● Supplied records:
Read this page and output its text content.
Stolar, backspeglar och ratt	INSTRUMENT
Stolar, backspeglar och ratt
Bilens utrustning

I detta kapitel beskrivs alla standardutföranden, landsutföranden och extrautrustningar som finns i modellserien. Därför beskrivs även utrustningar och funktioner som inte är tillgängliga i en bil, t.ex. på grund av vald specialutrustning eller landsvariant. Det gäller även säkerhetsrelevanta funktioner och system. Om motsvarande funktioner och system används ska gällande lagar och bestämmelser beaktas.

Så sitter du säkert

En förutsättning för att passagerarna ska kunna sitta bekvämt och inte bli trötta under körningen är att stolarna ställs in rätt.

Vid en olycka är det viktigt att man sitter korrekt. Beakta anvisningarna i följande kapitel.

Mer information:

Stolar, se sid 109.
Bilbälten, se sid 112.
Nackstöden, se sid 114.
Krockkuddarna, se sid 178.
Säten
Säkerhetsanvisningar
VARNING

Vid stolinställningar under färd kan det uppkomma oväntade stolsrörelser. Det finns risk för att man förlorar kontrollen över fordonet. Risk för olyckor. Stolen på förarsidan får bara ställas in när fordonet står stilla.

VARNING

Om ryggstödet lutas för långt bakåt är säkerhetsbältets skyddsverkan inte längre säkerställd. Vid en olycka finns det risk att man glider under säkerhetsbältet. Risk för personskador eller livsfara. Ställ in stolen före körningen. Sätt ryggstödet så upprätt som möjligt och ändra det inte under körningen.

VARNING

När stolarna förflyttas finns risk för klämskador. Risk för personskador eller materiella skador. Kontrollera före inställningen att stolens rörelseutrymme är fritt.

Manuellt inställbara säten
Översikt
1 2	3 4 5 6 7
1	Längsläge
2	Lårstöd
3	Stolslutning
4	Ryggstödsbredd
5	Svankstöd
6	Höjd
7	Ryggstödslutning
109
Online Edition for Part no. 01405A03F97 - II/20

● Exercise brief: Scan the data above and copy every line with "sitter" in it.

● Response:
Så sitter du säkert
Vid en olycka är det viktigt att man sitter korrekt. Beakta anvisningarna i följande kapitel.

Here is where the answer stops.